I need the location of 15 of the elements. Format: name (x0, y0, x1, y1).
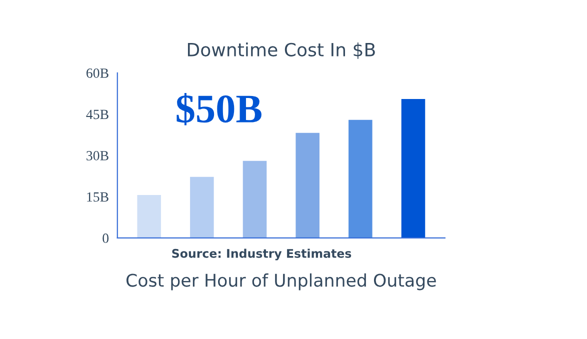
annotation: $50B (176, 93, 262, 126)
y-tick-label: 0 (102, 234, 109, 243)
y-tick-label: 45B (86, 110, 108, 120)
bar (190, 176, 214, 238)
source-note: Source: Industry Estimates (172, 248, 352, 260)
bar (242, 160, 267, 238)
bar (137, 195, 161, 238)
chart-title: Downtime Cost In $B (188, 42, 375, 59)
bar (296, 132, 320, 238)
y-tick-label: 60B (86, 68, 108, 78)
bar (401, 99, 426, 238)
y-tick-label: 30B (86, 151, 108, 160)
bar (348, 120, 372, 238)
y-tick-label: 15B (87, 192, 108, 202)
x-axis-title: Cost per Hour of Unplanned Outage (126, 273, 436, 290)
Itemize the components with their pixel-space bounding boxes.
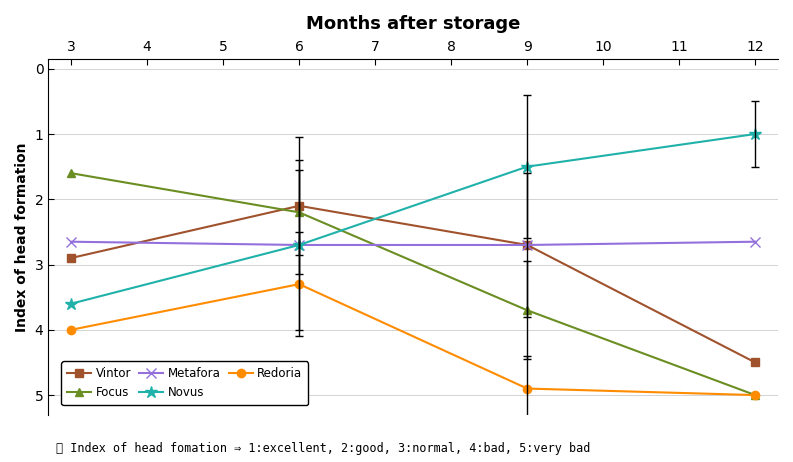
Focus bbox=[294, 210, 304, 215]
Focus bbox=[67, 170, 76, 176]
Y-axis label: Index of head formation: Index of head formation bbox=[15, 142, 29, 332]
Metafora bbox=[294, 242, 304, 248]
Metafora bbox=[750, 239, 760, 244]
Title: Months after storage: Months after storage bbox=[306, 15, 520, 33]
Novus bbox=[750, 131, 760, 137]
Legend: Vintor, Focus, Metafora, Novus, Redoria: Vintor, Focus, Metafora, Novus, Redoria bbox=[62, 361, 308, 405]
Redoria bbox=[67, 327, 76, 333]
Focus bbox=[750, 392, 760, 398]
Vintor bbox=[294, 203, 304, 208]
Focus bbox=[523, 308, 532, 313]
Line: Novus: Novus bbox=[65, 128, 761, 310]
Line: Vintor: Vintor bbox=[67, 201, 760, 367]
Vintor bbox=[67, 255, 76, 261]
Line: Metafora: Metafora bbox=[67, 237, 760, 250]
Redoria bbox=[750, 392, 760, 398]
Vintor bbox=[523, 242, 532, 248]
Vintor bbox=[750, 360, 760, 365]
Novus bbox=[67, 301, 76, 306]
Text: ※ Index of head fomation ⇒ 1:excellent, 2:good, 3:normal, 4:bad, 5:very bad: ※ Index of head fomation ⇒ 1:excellent, … bbox=[56, 442, 590, 455]
Redoria bbox=[294, 281, 304, 287]
Redoria bbox=[523, 386, 532, 391]
Metafora bbox=[67, 239, 76, 244]
Novus bbox=[523, 164, 532, 170]
Line: Redoria: Redoria bbox=[67, 280, 760, 399]
Metafora bbox=[523, 242, 532, 248]
Novus bbox=[294, 242, 304, 248]
Line: Focus: Focus bbox=[67, 169, 760, 399]
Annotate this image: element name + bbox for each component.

Set problem: Please reproduce, unchanged, the part of the listing that opens with the line containing "Focus bbox=[294, 210, 304, 215]" and closes with the line containing "Focus bbox=[750, 392, 760, 398]", both lines included.

Task output:
Focus bbox=[294, 210, 304, 215]
Focus bbox=[67, 170, 76, 176]
Y-axis label: Index of head formation: Index of head formation bbox=[15, 142, 29, 332]
Metafora bbox=[294, 242, 304, 248]
Metafora bbox=[750, 239, 760, 244]
Title: Months after storage: Months after storage bbox=[306, 15, 520, 33]
Novus bbox=[750, 131, 760, 137]
Legend: Vintor, Focus, Metafora, Novus, Redoria: Vintor, Focus, Metafora, Novus, Redoria bbox=[62, 361, 308, 405]
Redoria bbox=[67, 327, 76, 333]
Focus bbox=[750, 392, 760, 398]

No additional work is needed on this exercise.